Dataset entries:
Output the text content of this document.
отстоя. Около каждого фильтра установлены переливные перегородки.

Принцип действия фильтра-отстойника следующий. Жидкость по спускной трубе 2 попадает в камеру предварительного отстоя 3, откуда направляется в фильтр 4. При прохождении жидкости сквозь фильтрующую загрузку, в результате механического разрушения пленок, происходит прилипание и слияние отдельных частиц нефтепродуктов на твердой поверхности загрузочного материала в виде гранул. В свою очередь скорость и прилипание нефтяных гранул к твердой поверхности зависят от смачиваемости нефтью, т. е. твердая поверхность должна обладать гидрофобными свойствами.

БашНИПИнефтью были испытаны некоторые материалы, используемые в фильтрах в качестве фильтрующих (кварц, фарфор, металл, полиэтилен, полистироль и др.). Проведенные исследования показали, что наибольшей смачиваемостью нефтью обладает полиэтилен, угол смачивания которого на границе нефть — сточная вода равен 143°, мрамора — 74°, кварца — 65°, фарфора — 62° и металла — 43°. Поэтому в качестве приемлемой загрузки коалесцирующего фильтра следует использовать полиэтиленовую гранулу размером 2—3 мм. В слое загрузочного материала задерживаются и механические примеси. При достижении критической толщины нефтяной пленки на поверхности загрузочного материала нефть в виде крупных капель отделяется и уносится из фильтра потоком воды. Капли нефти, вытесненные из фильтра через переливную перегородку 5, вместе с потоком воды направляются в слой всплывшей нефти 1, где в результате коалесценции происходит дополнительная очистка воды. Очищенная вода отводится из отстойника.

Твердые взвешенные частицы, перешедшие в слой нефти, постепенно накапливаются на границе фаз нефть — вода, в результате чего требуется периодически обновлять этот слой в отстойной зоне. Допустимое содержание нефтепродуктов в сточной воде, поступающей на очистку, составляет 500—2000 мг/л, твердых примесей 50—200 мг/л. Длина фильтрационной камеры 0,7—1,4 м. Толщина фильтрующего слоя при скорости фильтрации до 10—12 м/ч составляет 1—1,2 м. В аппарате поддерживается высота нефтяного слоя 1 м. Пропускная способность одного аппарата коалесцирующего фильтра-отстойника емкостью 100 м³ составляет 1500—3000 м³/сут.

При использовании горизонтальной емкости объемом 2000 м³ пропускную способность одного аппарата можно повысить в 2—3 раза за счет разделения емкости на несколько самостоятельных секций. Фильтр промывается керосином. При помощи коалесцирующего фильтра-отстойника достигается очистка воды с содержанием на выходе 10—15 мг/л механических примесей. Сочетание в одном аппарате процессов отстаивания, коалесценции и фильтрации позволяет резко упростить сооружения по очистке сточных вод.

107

* * *

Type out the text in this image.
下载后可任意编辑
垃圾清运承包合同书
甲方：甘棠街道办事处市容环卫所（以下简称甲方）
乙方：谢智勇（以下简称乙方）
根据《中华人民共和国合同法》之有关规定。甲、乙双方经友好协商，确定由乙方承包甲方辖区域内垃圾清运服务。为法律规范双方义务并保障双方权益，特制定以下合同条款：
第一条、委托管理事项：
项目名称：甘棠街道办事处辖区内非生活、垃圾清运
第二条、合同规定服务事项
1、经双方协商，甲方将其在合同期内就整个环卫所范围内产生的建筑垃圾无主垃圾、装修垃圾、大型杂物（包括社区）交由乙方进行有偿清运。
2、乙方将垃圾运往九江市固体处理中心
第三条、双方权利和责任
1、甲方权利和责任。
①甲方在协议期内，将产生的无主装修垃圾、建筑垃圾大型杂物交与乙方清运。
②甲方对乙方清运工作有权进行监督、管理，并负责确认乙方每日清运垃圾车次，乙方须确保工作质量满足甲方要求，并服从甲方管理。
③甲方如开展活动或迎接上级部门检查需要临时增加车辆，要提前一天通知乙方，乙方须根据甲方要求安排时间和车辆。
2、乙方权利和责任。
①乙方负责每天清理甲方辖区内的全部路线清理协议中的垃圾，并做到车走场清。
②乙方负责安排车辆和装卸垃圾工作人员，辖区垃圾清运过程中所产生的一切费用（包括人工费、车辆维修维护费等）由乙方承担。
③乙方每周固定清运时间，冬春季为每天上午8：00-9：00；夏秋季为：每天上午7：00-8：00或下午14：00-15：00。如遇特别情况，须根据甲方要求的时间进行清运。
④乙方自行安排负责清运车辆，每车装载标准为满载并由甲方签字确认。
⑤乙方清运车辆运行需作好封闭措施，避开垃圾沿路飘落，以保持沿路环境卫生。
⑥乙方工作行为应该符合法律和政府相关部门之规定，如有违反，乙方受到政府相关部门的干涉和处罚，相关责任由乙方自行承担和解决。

...

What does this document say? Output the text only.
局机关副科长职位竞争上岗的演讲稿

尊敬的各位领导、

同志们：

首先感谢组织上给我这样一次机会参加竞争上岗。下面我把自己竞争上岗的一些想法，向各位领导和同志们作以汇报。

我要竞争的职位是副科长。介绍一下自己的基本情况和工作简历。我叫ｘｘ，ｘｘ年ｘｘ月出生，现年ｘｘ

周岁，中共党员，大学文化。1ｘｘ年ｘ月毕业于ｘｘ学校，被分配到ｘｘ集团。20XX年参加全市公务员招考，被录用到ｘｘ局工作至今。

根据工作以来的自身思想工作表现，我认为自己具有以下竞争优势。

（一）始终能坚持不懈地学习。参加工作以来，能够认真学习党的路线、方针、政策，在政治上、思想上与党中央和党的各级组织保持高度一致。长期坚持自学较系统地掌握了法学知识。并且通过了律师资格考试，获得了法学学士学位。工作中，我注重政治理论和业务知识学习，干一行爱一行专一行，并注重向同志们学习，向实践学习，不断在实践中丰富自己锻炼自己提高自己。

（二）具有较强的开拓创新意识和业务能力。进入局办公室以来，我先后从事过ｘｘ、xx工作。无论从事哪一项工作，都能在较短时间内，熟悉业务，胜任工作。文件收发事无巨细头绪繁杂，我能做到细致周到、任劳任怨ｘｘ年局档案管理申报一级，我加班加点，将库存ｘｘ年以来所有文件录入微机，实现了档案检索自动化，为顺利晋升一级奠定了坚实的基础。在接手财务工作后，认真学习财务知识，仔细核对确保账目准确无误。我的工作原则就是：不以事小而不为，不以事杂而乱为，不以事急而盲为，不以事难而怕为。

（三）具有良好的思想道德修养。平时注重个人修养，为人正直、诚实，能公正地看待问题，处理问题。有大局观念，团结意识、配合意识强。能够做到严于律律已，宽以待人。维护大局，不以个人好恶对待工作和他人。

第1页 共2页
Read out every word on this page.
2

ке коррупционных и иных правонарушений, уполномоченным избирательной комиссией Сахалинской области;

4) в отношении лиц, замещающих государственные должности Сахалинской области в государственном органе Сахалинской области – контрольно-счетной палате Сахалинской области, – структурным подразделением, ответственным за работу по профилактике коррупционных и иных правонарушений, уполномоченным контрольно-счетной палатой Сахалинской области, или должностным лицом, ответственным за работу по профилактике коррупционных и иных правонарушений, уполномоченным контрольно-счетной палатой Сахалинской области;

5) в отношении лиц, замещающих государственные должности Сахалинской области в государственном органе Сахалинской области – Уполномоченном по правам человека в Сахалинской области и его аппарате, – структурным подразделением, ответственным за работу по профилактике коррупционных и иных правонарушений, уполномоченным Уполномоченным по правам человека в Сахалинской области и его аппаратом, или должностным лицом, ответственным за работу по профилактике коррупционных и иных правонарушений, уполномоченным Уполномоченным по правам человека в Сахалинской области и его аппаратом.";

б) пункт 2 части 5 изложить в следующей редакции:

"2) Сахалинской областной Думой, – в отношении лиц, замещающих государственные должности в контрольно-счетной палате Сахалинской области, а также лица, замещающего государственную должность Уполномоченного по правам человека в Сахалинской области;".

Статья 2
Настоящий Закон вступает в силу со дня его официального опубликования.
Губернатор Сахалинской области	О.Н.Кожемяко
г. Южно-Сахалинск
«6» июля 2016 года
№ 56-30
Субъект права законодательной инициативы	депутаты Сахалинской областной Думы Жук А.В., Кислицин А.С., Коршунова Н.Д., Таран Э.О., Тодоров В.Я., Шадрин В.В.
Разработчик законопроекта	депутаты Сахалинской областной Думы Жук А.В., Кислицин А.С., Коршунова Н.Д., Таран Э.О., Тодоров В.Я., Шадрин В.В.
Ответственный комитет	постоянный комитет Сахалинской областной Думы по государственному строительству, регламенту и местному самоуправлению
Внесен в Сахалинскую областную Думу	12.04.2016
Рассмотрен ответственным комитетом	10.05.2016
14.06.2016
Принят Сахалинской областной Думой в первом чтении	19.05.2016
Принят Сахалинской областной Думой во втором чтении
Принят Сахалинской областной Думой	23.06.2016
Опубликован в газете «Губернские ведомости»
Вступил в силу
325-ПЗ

Task to complete> Copy each line of the data that contains the word "Таран".

Full solution>
Субъект права законодательной инициативы	депутаты Сахалинской областной Думы Жук А.В., Кислицин А.С., Коршунова Н.Д., Таран Э.О., Тодоров В.Я., Шадрин В.В.
Разработчик законопроекта	депутаты Сахалинской областной Думы Жук А.В., Кислицин А.С., Коршунова Н.Д., Таран Э.О., Тодоров В.Я., Шадрин В.В.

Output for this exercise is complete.